◆ **REQUIRED WORK**
Convert every line of the items below into a Markdown table with two columns, Row and Item line, and leave out any blank lines.

(Element placement data)

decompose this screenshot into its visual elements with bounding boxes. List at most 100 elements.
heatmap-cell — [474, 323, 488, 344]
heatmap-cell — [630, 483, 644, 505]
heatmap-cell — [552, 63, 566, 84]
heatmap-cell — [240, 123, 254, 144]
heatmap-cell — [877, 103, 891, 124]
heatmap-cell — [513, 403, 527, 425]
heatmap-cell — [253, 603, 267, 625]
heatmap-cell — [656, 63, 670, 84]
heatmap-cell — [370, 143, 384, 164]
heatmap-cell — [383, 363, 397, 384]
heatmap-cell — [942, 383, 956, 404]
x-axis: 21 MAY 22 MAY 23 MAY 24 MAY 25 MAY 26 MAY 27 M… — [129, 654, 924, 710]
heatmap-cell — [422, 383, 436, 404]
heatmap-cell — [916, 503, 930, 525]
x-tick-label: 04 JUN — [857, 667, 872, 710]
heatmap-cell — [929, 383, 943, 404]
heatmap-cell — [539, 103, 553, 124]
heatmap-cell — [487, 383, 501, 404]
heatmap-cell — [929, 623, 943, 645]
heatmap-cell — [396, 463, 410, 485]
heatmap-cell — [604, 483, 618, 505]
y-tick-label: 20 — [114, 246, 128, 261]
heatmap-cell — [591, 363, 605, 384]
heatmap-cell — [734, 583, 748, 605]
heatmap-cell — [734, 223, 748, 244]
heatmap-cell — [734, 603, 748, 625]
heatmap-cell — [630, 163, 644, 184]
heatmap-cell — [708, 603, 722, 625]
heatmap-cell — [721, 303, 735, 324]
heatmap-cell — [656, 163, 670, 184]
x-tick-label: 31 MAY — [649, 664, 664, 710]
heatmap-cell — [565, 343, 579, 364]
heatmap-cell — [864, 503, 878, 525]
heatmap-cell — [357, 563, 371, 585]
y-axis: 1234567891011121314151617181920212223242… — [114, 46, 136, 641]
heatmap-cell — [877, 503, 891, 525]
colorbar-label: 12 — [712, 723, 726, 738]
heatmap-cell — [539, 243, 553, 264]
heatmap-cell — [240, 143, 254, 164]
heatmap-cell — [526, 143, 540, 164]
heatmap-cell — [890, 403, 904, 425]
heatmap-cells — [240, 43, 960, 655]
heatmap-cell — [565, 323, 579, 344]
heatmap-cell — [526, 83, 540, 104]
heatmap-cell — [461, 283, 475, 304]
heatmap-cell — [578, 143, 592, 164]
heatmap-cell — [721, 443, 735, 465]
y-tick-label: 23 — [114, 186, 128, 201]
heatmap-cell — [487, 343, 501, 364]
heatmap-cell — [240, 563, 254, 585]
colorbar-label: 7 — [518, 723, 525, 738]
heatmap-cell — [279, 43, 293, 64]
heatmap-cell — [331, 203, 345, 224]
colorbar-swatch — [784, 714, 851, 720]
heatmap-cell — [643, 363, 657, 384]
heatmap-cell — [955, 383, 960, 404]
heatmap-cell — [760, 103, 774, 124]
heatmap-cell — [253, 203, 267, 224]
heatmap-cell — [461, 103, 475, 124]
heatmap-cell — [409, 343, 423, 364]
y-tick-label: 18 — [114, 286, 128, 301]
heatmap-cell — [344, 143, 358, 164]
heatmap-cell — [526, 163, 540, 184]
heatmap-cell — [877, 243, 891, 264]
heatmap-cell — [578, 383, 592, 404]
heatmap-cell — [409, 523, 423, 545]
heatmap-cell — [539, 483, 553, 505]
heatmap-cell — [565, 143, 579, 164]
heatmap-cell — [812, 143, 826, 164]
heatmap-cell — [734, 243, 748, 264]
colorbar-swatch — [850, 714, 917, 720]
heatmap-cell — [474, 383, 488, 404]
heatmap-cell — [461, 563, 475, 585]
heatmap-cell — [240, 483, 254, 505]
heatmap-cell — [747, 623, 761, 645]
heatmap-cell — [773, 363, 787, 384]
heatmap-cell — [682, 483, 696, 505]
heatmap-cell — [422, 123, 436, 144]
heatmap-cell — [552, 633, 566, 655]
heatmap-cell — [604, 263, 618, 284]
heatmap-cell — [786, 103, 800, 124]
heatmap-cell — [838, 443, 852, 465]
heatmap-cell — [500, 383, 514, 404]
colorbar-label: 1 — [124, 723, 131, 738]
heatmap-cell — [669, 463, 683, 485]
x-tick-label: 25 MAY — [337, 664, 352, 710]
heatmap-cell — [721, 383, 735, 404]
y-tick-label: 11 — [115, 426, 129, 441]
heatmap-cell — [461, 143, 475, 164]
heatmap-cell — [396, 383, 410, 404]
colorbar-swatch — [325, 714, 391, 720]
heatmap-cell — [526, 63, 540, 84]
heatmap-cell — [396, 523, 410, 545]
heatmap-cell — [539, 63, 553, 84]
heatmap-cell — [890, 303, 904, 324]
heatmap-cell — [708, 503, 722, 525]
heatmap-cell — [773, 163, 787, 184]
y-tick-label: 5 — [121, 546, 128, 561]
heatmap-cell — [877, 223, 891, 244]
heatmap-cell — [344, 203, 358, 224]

◆ **EXERCISE ANSWER**
| Row | Item line |
|---|---|
| 1 | decompose this screenshot into its visual elements with bounding boxes. List at most 100 elements. |
| 2 | heatmap-cell — [474, 323, 488, 344] |
| 3 | heatmap-cell — [630, 483, 644, 505] |
| 4 | heatmap-cell — [552, 63, 566, 84] |
| 5 | heatmap-cell — [240, 123, 254, 144] |
| 6 | heatmap-cell — [877, 103, 891, 124] |
| 7 | heatmap-cell — [513, 403, 527, 425] |
| 8 | heatmap-cell — [253, 603, 267, 625] |
| 9 | heatmap-cell — [656, 63, 670, 84] |
| 10 | heatmap-cell — [370, 143, 384, 164] |
| 11 | heatmap-cell — [383, 363, 397, 384] |
| 12 | heatmap-cell — [942, 383, 956, 404] |
| 13 | x-axis: 21 MAY 22 MAY 23 MAY 24 MAY 25 MAY 26 MAY 27 M… — [129, 654, 924, 710] |
| 14 | heatmap-cell — [422, 383, 436, 404] |
| 15 | heatmap-cell — [916, 503, 930, 525] |
| 16 | x-tick-label: 04 JUN — [857, 667, 872, 710] |
| 17 | heatmap-cell — [929, 383, 943, 404] |
| 18 | heatmap-cell — [539, 103, 553, 124] |
| 19 | heatmap-cell — [487, 383, 501, 404] |
| 20 | heatmap-cell — [929, 623, 943, 645] |
| 21 | heatmap-cell — [396, 463, 410, 485] |
| 22 | heatmap-cell — [604, 483, 618, 505] |
| 23 | y-tick-label: 20 — [114, 246, 128, 261] |
| 24 | heatmap-cell — [591, 363, 605, 384] |
| 25 | heatmap-cell — [734, 583, 748, 605] |
| 26 | heatmap-cell — [734, 223, 748, 244] |
| 27 | heatmap-cell — [734, 603, 748, 625] |
| 28 | heatmap-cell — [630, 163, 644, 184] |
| 29 | heatmap-cell — [708, 603, 722, 625] |
| 30 | heatmap-cell — [721, 303, 735, 324] |
| 31 | heatmap-cell — [656, 163, 670, 184] |
| 32 | x-tick-label: 31 MAY — [649, 664, 664, 710] |
| 33 | heatmap-cell — [565, 343, 579, 364] |
| 34 | heatmap-cell — [864, 503, 878, 525] |
| 35 | heatmap-cell — [357, 563, 371, 585] |
| 36 | y-axis: 1234567891011121314151617181920212223242… — [114, 46, 136, 641] |
| 37 | heatmap-cell — [877, 503, 891, 525] |
| 38 | colorbar-label: 12 — [712, 723, 726, 738] |
| 39 | heatmap-cell — [539, 243, 553, 264] |
| 40 | heatmap-cell — [240, 143, 254, 164] |
| 41 | heatmap-cell — [526, 143, 540, 164] |
| 42 | heatmap-cell — [890, 403, 904, 425] |
| 43 | heatmap-cells — [240, 43, 960, 655] |
| 44 | heatmap-cell — [565, 323, 579, 344] |
| 45 | heatmap-cell — [526, 83, 540, 104] |
| 46 | heatmap-cell — [461, 283, 475, 304] |
| 47 | heatmap-cell — [578, 143, 592, 164] |
| 48 | heatmap-cell — [721, 443, 735, 465] |
| 49 | y-tick-label: 23 — [114, 186, 128, 201] |
| 50 | heatmap-cell — [487, 343, 501, 364] |
| 51 | heatmap-cell — [240, 563, 254, 585] |
| 52 | colorbar-label: 7 — [518, 723, 525, 738] |
| 53 | heatmap-cell — [279, 43, 293, 64] |
| 54 | heatmap-cell — [331, 203, 345, 224] |
| 55 | colorbar-swatch — [784, 714, 851, 720] |
| 56 | heatmap-cell — [643, 363, 657, 384] |
| 57 | heatmap-cell — [955, 383, 960, 404] |
| 58 | heatmap-cell — [760, 103, 774, 124] |
| 59 | heatmap-cell — [253, 203, 267, 224] |
| 60 | heatmap-cell — [461, 103, 475, 124] |
| 61 | heatmap-cell — [409, 343, 423, 364] |
| 62 | y-tick-label: 18 — [114, 286, 128, 301] |
| 63 | heatmap-cell — [344, 143, 358, 164] |
| 64 | heatmap-cell — [526, 163, 540, 184] |
| 65 | heatmap-cell — [877, 243, 891, 264] |
| 66 | heatmap-cell — [578, 383, 592, 404] |
| 67 | heatmap-cell — [409, 523, 423, 545] |
| 68 | heatmap-cell — [539, 483, 553, 505] |
| 69 | heatmap-cell — [565, 143, 579, 164] |
| 70 | heatmap-cell — [812, 143, 826, 164] |
| 71 | heatmap-cell — [734, 243, 748, 264] |
| 72 | colorbar-swatch — [850, 714, 917, 720] |
| 73 | heatmap-cell — [474, 383, 488, 404] |
| 74 | heatmap-cell — [461, 563, 475, 585] |
| 75 | heatmap-cell — [240, 483, 254, 505] |
| 76 | heatmap-cell — [747, 623, 761, 645] |
| 77 | heatmap-cell — [773, 363, 787, 384] |
| 78 | heatmap-cell — [682, 483, 696, 505] |
| 79 | heatmap-cell — [422, 123, 436, 144] |
| 80 | heatmap-cell — [552, 633, 566, 655] |
| 81 | heatmap-cell — [604, 263, 618, 284] |
| 82 | heatmap-cell — [786, 103, 800, 124] |
| 83 | heatmap-cell — [838, 443, 852, 465] |
| 84 | heatmap-cell — [500, 383, 514, 404] |
| 85 | colorbar-label: 1 — [124, 723, 131, 738] |
| 86 | heatmap-cell — [669, 463, 683, 485] |
| 87 | x-tick-label: 25 MAY — [337, 664, 352, 710] |
| 88 | heatmap-cell — [721, 383, 735, 404] |
| 89 | y-tick-label: 11 — [115, 426, 129, 441] |
| 90 | heatmap-cell — [461, 143, 475, 164] |
| 91 | heatmap-cell — [396, 383, 410, 404] |
| 92 | colorbar-swatch — [325, 714, 391, 720] |
| 93 | heatmap-cell — [526, 63, 540, 84] |
| 94 | heatmap-cell — [396, 523, 410, 545] |
| 95 | heatmap-cell — [539, 63, 553, 84] |
| 96 | heatmap-cell — [890, 303, 904, 324] |
| 97 | heatmap-cell — [708, 503, 722, 525] |
| 98 | heatmap-cell — [773, 163, 787, 184] |
| 99 | y-tick-label: 5 — [121, 546, 128, 561] |
| 100 | heatmap-cell — [877, 223, 891, 244] |
| 101 | heatmap-cell — [344, 203, 358, 224] |